◆ Work required ◆
Go through the entries below and write each one out exactly.

(Collected data)
__________________________________________________
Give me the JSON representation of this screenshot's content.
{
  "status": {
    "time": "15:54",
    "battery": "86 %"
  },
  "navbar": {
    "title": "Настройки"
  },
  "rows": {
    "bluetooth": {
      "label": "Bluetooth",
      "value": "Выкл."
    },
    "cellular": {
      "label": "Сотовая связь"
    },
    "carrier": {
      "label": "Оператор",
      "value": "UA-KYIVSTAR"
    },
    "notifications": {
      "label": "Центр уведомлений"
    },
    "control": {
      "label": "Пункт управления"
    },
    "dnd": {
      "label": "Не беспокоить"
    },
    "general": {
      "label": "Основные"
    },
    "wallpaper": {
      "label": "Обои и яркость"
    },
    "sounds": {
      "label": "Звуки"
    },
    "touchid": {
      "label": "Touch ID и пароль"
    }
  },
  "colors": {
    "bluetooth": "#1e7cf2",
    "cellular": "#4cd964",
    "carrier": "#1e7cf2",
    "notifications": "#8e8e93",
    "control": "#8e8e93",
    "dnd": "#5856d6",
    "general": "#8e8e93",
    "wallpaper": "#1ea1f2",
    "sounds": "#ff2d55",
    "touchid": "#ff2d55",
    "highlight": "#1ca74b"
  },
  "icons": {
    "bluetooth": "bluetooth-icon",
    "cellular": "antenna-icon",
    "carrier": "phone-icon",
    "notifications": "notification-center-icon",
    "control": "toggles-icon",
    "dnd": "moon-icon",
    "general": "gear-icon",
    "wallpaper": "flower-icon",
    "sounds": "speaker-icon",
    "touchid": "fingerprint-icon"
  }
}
__________________________________________________
◆ Task result ◆
Give me the JSON representation of this screenshot's content.
{
  "status": {
    "time": "15:54",
    "battery": "86 %"
  },
  "navbar": {
    "title": "Настройки"
  },
  "rows": {
    "bluetooth": {
      "label": "Bluetooth",
      "value": "Выкл."
    },
    "cellular": {
      "label": "Сотовая связь"
    },
    "carrier": {
      "label": "Оператор",
      "value": "UA-KYIVSTAR"
    },
    "notifications": {
      "label": "Центр уведомлений"
    },
    "control": {
      "label": "Пункт управления"
    },
    "dnd": {
      "label": "Не беспокоить"
    },
    "general": {
      "label": "Основные"
    },
    "wallpaper": {
      "label": "Обои и яркость"
    },
    "sounds": {
      "label": "Звуки"
    },
    "touchid": {
      "label": "Touch ID и пароль"
    }
  },
  "colors": {
    "bluetooth": "#1e7cf2",
    "cellular": "#4cd964",
    "carrier": "#1e7cf2",
    "notifications": "#8e8e93",
    "control": "#8e8e93",
    "dnd": "#5856d6",
    "general": "#8e8e93",
    "wallpaper": "#1ea1f2",
    "sounds": "#ff2d55",
    "touchid": "#ff2d55",
    "highlight": "#1ca74b"
  },
  "icons": {
    "bluetooth": "bluetooth-icon",
    "cellular": "antenna-icon",
    "carrier": "phone-icon",
    "notifications": "notification-center-icon",
    "control": "toggles-icon",
    "dnd": "moon-icon",
    "general": "gear-icon",
    "wallpaper": "flower-icon",
    "sounds": "speaker-icon",
    "touchid": "fingerprint-icon"
  }
}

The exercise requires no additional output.